TO BE DONE
Rework the data below into a numbered list with no blank lines, and leave the pictures out of your answer.
(begin)
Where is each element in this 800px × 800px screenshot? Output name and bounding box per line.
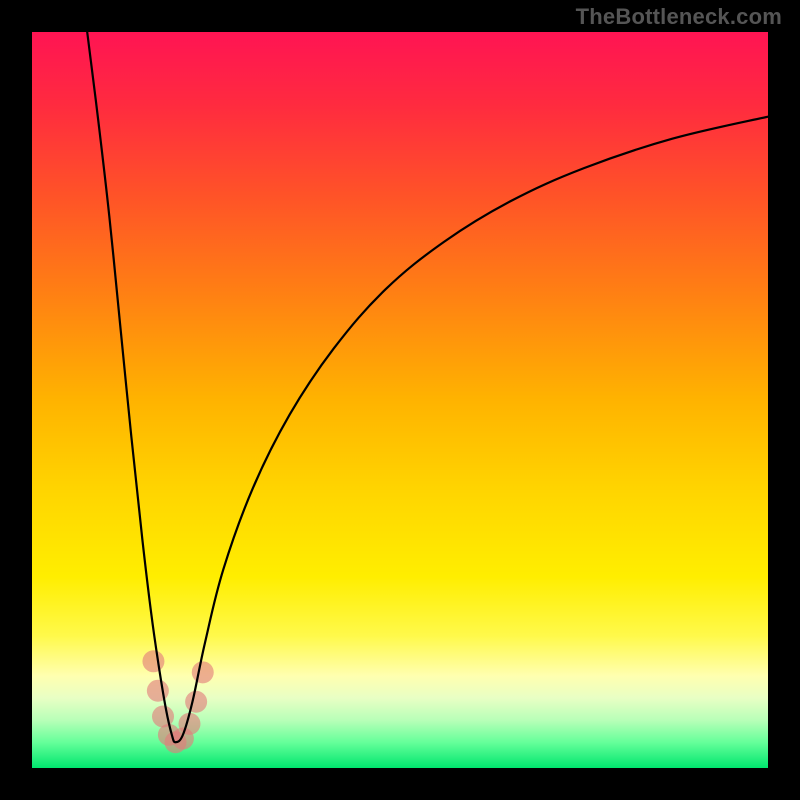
chart-container: TheBottleneck.com xyxy=(0,0,800,800)
watermark-text: TheBottleneck.com xyxy=(576,4,782,30)
marker-dot xyxy=(147,680,169,702)
marker-dot xyxy=(142,650,164,672)
marker-dot xyxy=(185,691,207,713)
marker-dot xyxy=(192,661,214,683)
bottleneck-chart xyxy=(0,0,800,800)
(end)
ANSWER TO THE TASK
1. Where is each element in this 800px × 800px screenshot? Output name and bounding box per line.
2. chart-container: TheBottleneck.com xyxy=(0,0,800,800)
3. watermark-text: TheBottleneck.com xyxy=(576,4,782,30)
4. marker-dot xyxy=(147,680,169,702)
5. marker-dot xyxy=(142,650,164,672)
6. marker-dot xyxy=(185,691,207,713)
7. marker-dot xyxy=(192,661,214,683)
8. bottleneck-chart xyxy=(0,0,800,800)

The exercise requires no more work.